RECORDS FOR THIS TASK

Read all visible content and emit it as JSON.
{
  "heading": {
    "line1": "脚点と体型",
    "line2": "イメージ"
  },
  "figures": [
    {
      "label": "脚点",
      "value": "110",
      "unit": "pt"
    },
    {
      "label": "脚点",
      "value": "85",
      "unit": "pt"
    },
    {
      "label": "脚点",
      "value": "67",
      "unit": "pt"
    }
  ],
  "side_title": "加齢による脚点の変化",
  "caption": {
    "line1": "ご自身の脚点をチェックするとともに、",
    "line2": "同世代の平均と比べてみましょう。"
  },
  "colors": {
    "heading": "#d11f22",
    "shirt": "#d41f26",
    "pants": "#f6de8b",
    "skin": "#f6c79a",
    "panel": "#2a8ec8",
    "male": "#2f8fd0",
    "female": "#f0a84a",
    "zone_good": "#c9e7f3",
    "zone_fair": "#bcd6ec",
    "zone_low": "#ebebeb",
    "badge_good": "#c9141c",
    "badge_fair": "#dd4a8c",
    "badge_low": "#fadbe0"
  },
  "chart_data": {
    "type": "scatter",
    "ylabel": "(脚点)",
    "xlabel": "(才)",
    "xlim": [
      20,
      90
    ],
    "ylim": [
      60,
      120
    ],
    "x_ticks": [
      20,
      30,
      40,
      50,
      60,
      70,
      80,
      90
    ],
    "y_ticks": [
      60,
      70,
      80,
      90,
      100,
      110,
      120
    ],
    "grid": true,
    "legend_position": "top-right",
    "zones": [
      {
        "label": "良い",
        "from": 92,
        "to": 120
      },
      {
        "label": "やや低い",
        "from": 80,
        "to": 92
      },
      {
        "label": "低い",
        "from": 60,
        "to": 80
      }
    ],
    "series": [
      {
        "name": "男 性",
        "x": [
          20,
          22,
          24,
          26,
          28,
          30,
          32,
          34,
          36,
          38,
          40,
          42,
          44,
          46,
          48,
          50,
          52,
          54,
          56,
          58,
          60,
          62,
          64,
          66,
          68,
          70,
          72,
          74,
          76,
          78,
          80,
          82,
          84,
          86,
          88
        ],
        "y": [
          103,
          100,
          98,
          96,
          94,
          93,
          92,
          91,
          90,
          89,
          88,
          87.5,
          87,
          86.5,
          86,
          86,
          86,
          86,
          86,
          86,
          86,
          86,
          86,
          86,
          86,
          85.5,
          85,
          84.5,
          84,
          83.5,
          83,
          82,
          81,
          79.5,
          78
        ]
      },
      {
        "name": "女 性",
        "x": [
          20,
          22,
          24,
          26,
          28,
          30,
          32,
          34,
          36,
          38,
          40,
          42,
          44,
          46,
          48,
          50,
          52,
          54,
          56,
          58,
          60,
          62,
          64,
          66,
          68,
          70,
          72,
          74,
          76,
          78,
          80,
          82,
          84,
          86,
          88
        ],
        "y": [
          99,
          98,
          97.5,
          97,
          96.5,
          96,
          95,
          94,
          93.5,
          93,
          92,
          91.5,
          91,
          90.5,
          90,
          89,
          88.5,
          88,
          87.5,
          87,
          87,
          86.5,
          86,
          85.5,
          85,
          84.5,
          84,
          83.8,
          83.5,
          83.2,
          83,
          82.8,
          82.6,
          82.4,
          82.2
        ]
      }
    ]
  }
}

SHORT PROBLEM
Write out every line exactly as it stands.

PROBLEM SOLUTION
Read all visible content and emit it as JSON.
{
  "heading": {
    "line1": "脚点と体型",
    "line2": "イメージ"
  },
  "figures": [
    {
      "label": "脚点",
      "value": "110",
      "unit": "pt"
    },
    {
      "label": "脚点",
      "value": "85",
      "unit": "pt"
    },
    {
      "label": "脚点",
      "value": "67",
      "unit": "pt"
    }
  ],
  "side_title": "加齢による脚点の変化",
  "caption": {
    "line1": "ご自身の脚点をチェックするとともに、",
    "line2": "同世代の平均と比べてみましょう。"
  },
  "colors": {
    "heading": "#d11f22",
    "shirt": "#d41f26",
    "pants": "#f6de8b",
    "skin": "#f6c79a",
    "panel": "#2a8ec8",
    "male": "#2f8fd0",
    "female": "#f0a84a",
    "zone_good": "#c9e7f3",
    "zone_fair": "#bcd6ec",
    "zone_low": "#ebebeb",
    "badge_good": "#c9141c",
    "badge_fair": "#dd4a8c",
    "badge_low": "#fadbe0"
  },
  "chart_data": {
    "type": "scatter",
    "ylabel": "(脚点)",
    "xlabel": "(才)",
    "xlim": [
      20,
      90
    ],
    "ylim": [
      60,
      120
    ],
    "x_ticks": [
      20,
      30,
      40,
      50,
      60,
      70,
      80,
      90
    ],
    "y_ticks": [
      60,
      70,
      80,
      90,
      100,
      110,
      120
    ],
    "grid": true,
    "legend_position": "top-right",
    "zones": [
      {
        "label": "良い",
        "from": 92,
        "to": 120
      },
      {
        "label": "やや低い",
        "from": 80,
        "to": 92
      },
      {
        "label": "低い",
        "from": 60,
        "to": 80
      }
    ],
    "series": [
      {
        "name": "男 性",
        "x": [
          20,
          22,
          24,
          26,
          28,
          30,
          32,
          34,
          36,
          38,
          40,
          42,
          44,
          46,
          48,
          50,
          52,
          54,
          56,
          58,
          60,
          62,
          64,
          66,
          68,
          70,
          72,
          74,
          76,
          78,
          80,
          82,
          84,
          86,
          88
        ],
        "y": [
          103,
          100,
          98,
          96,
          94,
          93,
          92,
          91,
          90,
          89,
          88,
          87.5,
          87,
          86.5,
          86,
          86,
          86,
          86,
          86,
          86,
          86,
          86,
          86,
          86,
          86,
          85.5,
          85,
          84.5,
          84,
          83.5,
          83,
          82,
          81,
          79.5,
          78
        ]
      },
      {
        "name": "女 性",
        "x": [
          20,
          22,
          24,
          26,
          28,
          30,
          32,
          34,
          36,
          38,
          40,
          42,
          44,
          46,
          48,
          50,
          52,
          54,
          56,
          58,
          60,
          62,
          64,
          66,
          68,
          70,
          72,
          74,
          76,
          78,
          80,
          82,
          84,
          86,
          88
        ],
        "y": [
          99,
          98,
          97.5,
          97,
          96.5,
          96,
          95,
          94,
          93.5,
          93,
          92,
          91.5,
          91,
          90.5,
          90,
          89,
          88.5,
          88,
          87.5,
          87,
          87,
          86.5,
          86,
          85.5,
          85,
          84.5,
          84,
          83.8,
          83.5,
          83.2,
          83,
          82.8,
          82.6,
          82.4,
          82.2
        ]
      }
    ]
  }
}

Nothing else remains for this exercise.